* [SET PROBLEM]:
Print the data that follows exactly.

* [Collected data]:
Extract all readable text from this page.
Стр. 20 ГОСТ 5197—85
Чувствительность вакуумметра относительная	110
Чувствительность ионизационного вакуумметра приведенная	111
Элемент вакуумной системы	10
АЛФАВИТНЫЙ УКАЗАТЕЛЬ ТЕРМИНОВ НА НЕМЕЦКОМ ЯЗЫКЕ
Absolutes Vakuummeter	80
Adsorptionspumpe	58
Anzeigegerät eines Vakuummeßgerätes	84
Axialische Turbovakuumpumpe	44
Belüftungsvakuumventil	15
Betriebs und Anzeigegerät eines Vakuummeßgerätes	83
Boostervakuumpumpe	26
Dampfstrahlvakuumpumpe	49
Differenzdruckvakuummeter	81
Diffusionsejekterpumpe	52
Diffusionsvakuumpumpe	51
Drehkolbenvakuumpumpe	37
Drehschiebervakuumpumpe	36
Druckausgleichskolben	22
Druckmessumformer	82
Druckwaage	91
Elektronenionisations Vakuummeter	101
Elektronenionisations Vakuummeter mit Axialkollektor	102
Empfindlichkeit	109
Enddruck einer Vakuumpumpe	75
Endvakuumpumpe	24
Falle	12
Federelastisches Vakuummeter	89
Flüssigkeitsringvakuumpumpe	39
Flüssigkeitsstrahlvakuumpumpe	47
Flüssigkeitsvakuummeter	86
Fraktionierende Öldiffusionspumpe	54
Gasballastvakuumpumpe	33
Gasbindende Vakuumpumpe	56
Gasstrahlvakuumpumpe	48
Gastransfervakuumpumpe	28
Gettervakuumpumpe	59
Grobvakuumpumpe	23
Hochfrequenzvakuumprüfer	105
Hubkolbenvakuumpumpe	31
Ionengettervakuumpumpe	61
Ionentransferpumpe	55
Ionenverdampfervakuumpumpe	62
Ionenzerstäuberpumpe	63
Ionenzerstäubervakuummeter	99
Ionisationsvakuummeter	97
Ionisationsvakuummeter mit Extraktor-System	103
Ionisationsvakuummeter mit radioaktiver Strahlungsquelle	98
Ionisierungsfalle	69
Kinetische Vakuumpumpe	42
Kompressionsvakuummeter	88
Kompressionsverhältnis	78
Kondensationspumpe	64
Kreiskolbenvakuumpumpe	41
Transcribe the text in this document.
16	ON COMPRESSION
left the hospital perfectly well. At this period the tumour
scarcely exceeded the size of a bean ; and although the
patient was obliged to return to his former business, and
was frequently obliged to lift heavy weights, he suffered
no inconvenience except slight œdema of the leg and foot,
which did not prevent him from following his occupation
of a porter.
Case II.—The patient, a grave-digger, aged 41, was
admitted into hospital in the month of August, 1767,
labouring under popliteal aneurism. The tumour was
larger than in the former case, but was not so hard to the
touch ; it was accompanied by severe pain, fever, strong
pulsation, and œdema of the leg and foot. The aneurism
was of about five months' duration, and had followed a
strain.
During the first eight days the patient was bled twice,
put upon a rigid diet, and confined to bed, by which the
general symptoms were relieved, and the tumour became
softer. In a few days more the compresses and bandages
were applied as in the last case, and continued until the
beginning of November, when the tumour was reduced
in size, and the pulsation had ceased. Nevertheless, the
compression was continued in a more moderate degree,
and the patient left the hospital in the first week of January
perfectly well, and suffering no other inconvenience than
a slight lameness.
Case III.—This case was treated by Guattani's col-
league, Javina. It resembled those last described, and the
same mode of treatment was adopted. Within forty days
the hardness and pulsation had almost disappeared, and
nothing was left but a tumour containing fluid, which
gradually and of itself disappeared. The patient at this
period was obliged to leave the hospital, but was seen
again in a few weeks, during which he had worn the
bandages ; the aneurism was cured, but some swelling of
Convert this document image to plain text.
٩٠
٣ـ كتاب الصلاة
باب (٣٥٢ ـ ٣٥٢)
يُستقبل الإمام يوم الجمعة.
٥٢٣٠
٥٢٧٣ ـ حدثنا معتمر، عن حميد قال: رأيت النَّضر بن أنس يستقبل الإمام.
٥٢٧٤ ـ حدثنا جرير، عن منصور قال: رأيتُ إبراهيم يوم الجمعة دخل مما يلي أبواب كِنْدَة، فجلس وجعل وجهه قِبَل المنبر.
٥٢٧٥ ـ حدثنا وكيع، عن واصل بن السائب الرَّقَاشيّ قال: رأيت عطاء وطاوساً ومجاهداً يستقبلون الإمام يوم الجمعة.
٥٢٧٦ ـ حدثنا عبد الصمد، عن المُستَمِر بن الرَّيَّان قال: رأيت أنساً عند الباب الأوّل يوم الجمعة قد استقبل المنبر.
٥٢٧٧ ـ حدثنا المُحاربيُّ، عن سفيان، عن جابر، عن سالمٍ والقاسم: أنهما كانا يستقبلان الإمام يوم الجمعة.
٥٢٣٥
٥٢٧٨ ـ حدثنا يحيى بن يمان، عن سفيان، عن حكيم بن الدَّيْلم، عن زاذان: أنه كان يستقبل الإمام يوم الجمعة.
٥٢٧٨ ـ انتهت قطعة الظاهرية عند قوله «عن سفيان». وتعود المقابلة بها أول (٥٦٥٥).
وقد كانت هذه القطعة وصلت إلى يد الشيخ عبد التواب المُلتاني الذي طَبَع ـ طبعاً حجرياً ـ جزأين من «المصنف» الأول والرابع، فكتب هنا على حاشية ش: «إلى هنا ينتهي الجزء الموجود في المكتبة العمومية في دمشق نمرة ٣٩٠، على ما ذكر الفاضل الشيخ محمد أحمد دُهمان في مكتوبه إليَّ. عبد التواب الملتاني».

* [RESPONSE]:
Extract all readable text from this page.
Стр. 20 ГОСТ 5197—85
Чувствительность вакуумметра относительная	110
Чувствительность ионизационного вакуумметра приведенная	111
Элемент вакуумной системы	10
АЛФАВИТНЫЙ УКАЗАТЕЛЬ ТЕРМИНОВ НА НЕМЕЦКОМ ЯЗЫКЕ
Absolutes Vakuummeter	80
Adsorptionspumpe	58
Anzeigegerät eines Vakuummeßgerätes	84
Axialische Turbovakuumpumpe	44
Belüftungsvakuumventil	15
Betriebs und Anzeigegerät eines Vakuummeßgerätes	83
Boostervakuumpumpe	26
Dampfstrahlvakuumpumpe	49
Differenzdruckvakuummeter	81
Diffusionsejekterpumpe	52
Diffusionsvakuumpumpe	51
Drehkolbenvakuumpumpe	37
Drehschiebervakuumpumpe	36
Druckausgleichskolben	22
Druckmessumformer	82
Druckwaage	91
Elektronenionisations Vakuummeter	101
Elektronenionisations Vakuummeter mit Axialkollektor	102
Empfindlichkeit	109
Enddruck einer Vakuumpumpe	75
Endvakuumpumpe	24
Falle	12
Federelastisches Vakuummeter	89
Flüssigkeitsringvakuumpumpe	39
Flüssigkeitsstrahlvakuumpumpe	47
Flüssigkeitsvakuummeter	86
Fraktionierende Öldiffusionspumpe	54
Gasballastvakuumpumpe	33
Gasbindende Vakuumpumpe	56
Gasstrahlvakuumpumpe	48
Gastransfervakuumpumpe	28
Gettervakuumpumpe	59
Grobvakuumpumpe	23
Hochfrequenzvakuumprüfer	105
Hubkolbenvakuumpumpe	31
Ionengettervakuumpumpe	61
Ionentransferpumpe	55
Ionenverdampfervakuumpumpe	62
Ionenzerstäuberpumpe	63
Ionenzerstäubervakuummeter	99
Ionisationsvakuummeter	97
Ionisationsvakuummeter mit Extraktor-System	103
Ionisationsvakuummeter mit radioaktiver Strahlungsquelle	98
Ionisierungsfalle	69
Kinetische Vakuumpumpe	42
Kompressionsvakuummeter	88
Kompressionsverhältnis	78
Kondensationspumpe	64
Kreiskolbenvakuumpumpe	41
Transcribe the text in this document.
16	ON COMPRESSION
left the hospital perfectly well. At this period the tumour
scarcely exceeded the size of a bean ; and although the
patient was obliged to return to his former business, and
was frequently obliged to lift heavy weights, he suffered
no inconvenience except slight œdema of the leg and foot,
which did not prevent him from following his occupation
of a porter.
Case II.—The patient, a grave-digger, aged 41, was
admitted into hospital in the month of August, 1767,
labouring under popliteal aneurism. The tumour was
larger than in the former case, but was not so hard to the
touch ; it was accompanied by severe pain, fever, strong
pulsation, and œdema of the leg and foot. The aneurism
was of about five months' duration, and had followed a
strain.
During the first eight days the patient was bled twice,
put upon a rigid diet, and confined to bed, by which the
general symptoms were relieved, and the tumour became
softer. In a few days more the compresses and bandages
were applied as in the last case, and continued until the
beginning of November, when the tumour was reduced
in size, and the pulsation had ceased. Nevertheless, the
compression was continued in a more moderate degree,
and the patient left the hospital in the first week of January
perfectly well, and suffering no other inconvenience than
a slight lameness.
Case III.—This case was treated by Guattani's col-
league, Javina. It resembled those last described, and the
same mode of treatment was adopted. Within forty days
the hardness and pulsation had almost disappeared, and
nothing was left but a tumour containing fluid, which
gradually and of itself disappeared. The patient at this
period was obliged to leave the hospital, but was seen
again in a few weeks, during which he had worn the
bandages ; the aneurism was cured, but some swelling of
Convert this document image to plain text.
٩٠
٣ـ كتاب الصلاة
باب (٣٥٢ ـ ٣٥٢)
يُستقبل الإمام يوم الجمعة.
٥٢٣٠
٥٢٧٣ ـ حدثنا معتمر، عن حميد قال: رأيت النَّضر بن أنس يستقبل الإمام.
٥٢٧٤ ـ حدثنا جرير، عن منصور قال: رأيتُ إبراهيم يوم الجمعة دخل مما يلي أبواب كِنْدَة، فجلس وجعل وجهه قِبَل المنبر.
٥٢٧٥ ـ حدثنا وكيع، عن واصل بن السائب الرَّقَاشيّ قال: رأيت عطاء وطاوساً ومجاهداً يستقبلون الإمام يوم الجمعة.
٥٢٧٦ ـ حدثنا عبد الصمد، عن المُستَمِر بن الرَّيَّان قال: رأيت أنساً عند الباب الأوّل يوم الجمعة قد استقبل المنبر.
٥٢٧٧ ـ حدثنا المُحاربيُّ، عن سفيان، عن جابر، عن سالمٍ والقاسم: أنهما كانا يستقبلان الإمام يوم الجمعة.
٥٢٣٥
٥٢٧٨ ـ حدثنا يحيى بن يمان، عن سفيان، عن حكيم بن الدَّيْلم، عن زاذان: أنه كان يستقبل الإمام يوم الجمعة.
٥٢٧٨ ـ انتهت قطعة الظاهرية عند قوله «عن سفيان». وتعود المقابلة بها أول (٥٦٥٥).
وقد كانت هذه القطعة وصلت إلى يد الشيخ عبد التواب المُلتاني الذي طَبَع ـ طبعاً حجرياً ـ جزأين من «المصنف» الأول والرابع، فكتب هنا على حاشية ش: «إلى هنا ينتهي الجزء الموجود في المكتبة العمومية في دمشق نمرة ٣٩٠، على ما ذكر الفاضل الشيخ محمد أحمد دُهمان في مكتوبه إليَّ. عبد التواب الملتاني».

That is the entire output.